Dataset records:
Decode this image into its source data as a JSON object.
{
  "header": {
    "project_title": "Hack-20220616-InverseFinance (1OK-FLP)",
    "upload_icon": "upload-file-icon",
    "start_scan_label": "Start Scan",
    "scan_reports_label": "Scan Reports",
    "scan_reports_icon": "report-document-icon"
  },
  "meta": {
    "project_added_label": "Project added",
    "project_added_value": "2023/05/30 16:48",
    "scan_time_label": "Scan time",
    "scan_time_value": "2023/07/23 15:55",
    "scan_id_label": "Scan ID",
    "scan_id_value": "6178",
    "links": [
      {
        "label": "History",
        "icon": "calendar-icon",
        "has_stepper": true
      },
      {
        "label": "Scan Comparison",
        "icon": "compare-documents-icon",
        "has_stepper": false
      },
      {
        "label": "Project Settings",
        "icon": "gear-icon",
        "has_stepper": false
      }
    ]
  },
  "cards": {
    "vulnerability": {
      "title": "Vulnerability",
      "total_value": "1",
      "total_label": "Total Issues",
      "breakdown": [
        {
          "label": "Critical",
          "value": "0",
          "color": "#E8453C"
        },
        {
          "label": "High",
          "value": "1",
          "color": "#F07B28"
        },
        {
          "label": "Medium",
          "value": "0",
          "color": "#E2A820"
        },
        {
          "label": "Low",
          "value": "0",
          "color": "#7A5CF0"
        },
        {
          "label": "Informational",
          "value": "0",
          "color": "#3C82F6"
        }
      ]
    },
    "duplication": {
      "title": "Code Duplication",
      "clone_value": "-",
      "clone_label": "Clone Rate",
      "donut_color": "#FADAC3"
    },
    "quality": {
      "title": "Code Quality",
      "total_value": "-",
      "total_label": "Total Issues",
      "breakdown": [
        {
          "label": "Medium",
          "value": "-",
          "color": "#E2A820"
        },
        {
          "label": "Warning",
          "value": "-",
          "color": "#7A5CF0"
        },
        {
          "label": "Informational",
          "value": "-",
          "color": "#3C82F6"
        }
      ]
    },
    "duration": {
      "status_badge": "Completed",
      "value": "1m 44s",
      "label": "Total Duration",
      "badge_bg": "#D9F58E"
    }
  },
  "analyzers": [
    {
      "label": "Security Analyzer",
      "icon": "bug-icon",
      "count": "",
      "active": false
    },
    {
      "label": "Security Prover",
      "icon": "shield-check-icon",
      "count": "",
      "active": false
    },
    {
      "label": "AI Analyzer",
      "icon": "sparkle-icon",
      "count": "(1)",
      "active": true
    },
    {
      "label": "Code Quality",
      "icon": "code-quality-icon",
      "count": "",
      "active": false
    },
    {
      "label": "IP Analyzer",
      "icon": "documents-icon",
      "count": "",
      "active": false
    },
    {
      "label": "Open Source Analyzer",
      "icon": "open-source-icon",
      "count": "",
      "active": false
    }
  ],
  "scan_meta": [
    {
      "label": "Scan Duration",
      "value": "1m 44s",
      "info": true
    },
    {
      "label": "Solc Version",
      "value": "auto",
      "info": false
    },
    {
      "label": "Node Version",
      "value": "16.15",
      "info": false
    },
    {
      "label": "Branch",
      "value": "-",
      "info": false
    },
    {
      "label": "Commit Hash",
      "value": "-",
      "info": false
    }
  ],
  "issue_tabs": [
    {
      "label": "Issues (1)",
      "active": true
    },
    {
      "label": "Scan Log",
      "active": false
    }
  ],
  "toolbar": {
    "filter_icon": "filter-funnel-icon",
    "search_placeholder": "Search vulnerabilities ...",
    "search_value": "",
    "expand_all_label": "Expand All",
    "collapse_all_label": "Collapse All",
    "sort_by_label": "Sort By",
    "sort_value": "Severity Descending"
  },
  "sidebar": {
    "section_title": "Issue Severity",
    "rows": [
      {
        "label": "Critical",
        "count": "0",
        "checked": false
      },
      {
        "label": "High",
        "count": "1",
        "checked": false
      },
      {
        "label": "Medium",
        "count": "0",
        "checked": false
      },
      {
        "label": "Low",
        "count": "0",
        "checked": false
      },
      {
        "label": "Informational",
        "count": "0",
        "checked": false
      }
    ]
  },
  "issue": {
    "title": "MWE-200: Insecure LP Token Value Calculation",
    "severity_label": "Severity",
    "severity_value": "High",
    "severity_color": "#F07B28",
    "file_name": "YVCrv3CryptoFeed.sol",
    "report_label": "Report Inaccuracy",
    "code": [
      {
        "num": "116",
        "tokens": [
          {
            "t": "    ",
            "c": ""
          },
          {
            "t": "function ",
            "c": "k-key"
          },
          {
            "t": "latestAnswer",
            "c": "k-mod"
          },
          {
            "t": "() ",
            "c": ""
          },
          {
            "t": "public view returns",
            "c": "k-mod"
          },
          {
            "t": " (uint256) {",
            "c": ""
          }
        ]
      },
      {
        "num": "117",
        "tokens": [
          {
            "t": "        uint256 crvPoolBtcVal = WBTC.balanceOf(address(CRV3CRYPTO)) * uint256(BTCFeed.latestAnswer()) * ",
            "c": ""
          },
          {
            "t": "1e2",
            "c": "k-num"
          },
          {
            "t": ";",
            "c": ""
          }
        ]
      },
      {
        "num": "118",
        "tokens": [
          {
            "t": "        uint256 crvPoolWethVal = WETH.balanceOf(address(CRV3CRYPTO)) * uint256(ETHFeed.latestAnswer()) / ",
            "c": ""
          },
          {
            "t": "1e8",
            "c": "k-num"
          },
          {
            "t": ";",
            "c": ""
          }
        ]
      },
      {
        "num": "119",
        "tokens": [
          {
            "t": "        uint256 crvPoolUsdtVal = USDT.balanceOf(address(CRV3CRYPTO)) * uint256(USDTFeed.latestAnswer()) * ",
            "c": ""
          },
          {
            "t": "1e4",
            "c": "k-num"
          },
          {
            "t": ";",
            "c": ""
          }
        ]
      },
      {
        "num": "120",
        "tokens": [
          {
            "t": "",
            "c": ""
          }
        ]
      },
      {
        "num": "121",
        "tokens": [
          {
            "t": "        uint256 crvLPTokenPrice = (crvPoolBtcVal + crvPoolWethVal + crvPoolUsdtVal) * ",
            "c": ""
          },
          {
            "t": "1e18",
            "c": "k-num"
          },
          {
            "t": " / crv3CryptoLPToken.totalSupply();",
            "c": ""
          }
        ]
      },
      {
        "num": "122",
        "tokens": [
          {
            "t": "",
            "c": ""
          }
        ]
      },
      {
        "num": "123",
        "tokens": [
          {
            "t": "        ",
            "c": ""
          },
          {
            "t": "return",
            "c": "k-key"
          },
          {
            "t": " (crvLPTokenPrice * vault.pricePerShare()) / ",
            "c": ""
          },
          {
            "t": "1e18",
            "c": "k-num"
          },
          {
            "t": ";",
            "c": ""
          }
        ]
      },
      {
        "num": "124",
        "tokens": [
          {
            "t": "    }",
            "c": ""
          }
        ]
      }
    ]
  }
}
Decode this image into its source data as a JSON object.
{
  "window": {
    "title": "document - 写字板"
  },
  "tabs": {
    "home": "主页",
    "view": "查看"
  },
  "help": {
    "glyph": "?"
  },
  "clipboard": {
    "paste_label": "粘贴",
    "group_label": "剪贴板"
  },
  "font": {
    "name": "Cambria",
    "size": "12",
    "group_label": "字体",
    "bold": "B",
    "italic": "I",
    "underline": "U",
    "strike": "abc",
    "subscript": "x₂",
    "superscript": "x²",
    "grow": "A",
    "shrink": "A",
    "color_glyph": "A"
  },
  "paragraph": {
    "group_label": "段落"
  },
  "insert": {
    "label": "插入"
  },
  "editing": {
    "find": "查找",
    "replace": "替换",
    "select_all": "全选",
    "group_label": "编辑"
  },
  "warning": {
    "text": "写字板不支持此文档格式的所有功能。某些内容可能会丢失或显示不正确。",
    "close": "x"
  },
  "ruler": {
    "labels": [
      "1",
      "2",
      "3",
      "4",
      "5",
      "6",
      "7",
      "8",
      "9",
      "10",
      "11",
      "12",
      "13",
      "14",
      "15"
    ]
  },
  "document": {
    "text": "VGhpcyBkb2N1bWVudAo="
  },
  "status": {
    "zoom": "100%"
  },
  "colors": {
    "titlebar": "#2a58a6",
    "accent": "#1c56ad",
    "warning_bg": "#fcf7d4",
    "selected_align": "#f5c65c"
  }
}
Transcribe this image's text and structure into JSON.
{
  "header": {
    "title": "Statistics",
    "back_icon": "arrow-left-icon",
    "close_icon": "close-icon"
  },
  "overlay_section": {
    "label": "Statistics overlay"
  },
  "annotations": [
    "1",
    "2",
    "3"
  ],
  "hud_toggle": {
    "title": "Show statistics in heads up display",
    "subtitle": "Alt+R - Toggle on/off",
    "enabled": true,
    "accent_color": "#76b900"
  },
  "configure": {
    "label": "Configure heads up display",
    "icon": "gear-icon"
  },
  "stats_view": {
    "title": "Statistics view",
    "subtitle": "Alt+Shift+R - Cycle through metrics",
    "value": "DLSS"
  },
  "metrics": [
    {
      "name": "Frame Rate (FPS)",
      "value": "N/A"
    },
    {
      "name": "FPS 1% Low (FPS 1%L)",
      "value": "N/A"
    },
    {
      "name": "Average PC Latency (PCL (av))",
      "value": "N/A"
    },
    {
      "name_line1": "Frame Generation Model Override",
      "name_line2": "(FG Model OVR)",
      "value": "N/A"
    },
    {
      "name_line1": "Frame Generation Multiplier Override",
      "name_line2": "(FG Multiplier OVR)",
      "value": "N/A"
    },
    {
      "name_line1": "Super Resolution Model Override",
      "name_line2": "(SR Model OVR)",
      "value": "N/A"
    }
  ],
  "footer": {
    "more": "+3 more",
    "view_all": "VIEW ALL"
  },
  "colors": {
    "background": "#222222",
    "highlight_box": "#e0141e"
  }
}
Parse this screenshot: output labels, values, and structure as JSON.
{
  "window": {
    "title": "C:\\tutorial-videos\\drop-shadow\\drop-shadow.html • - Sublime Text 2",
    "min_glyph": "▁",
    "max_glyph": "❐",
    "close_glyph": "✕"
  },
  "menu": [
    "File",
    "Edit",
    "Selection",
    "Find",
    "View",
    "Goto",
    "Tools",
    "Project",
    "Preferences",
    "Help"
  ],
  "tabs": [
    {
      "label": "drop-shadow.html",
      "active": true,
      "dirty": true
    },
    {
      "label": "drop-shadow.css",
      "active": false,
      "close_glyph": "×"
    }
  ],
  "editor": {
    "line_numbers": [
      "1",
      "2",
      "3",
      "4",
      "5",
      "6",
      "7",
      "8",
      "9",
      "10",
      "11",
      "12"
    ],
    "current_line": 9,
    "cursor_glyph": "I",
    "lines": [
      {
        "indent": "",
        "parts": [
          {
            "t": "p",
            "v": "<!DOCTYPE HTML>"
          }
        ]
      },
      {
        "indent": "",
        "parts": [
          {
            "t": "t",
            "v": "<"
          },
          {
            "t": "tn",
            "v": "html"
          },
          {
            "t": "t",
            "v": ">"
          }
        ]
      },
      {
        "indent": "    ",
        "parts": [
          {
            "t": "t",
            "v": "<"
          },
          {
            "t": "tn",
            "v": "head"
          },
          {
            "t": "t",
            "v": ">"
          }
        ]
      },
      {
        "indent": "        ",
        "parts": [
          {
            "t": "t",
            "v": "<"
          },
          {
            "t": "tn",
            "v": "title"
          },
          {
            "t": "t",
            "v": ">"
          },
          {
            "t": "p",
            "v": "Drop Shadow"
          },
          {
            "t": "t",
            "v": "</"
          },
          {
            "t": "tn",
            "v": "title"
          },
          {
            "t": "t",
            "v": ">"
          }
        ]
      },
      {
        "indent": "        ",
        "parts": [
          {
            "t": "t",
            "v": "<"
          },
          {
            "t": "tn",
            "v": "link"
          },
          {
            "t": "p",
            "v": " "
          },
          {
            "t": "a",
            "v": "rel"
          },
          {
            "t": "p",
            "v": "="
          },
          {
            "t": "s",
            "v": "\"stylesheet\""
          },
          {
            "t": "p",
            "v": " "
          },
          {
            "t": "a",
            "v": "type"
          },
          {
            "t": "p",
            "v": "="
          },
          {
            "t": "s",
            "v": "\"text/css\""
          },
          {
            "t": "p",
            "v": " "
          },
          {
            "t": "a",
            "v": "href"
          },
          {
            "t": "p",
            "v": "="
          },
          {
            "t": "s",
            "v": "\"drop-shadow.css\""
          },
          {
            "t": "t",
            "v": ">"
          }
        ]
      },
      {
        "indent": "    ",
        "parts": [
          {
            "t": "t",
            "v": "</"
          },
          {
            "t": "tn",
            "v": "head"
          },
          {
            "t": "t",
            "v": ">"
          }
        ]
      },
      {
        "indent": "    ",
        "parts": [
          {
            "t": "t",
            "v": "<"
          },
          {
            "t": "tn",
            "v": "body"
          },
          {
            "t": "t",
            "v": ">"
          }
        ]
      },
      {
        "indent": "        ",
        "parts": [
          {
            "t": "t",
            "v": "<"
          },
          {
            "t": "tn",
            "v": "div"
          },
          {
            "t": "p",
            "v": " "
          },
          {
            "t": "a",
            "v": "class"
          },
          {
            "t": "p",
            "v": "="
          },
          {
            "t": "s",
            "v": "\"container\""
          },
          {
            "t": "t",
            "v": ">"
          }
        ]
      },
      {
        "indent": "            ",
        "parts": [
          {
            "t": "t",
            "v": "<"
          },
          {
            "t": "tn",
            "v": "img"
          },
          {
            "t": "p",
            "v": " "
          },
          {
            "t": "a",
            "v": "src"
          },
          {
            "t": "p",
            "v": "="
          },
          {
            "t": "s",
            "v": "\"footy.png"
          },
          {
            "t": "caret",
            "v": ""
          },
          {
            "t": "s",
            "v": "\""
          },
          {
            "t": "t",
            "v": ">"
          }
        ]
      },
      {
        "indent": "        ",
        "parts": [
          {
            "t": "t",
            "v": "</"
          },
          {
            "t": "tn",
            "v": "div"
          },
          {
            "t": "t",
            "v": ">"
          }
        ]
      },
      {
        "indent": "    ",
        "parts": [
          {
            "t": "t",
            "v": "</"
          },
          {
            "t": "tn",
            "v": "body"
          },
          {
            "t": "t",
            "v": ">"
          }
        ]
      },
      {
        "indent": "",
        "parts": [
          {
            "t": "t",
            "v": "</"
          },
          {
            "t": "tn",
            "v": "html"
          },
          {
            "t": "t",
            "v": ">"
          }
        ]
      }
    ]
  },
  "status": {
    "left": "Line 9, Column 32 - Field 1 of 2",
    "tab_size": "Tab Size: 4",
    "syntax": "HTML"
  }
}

### REQUIREMENT:
Go through the entries and return each line where the word "Override" appears.

### FINAL RESULT:
      "name_line1": "Frame Generation Model Override",
      "name_line1": "Frame Generation Multiplier Override",
      "name_line1": "Super Resolution Model Override",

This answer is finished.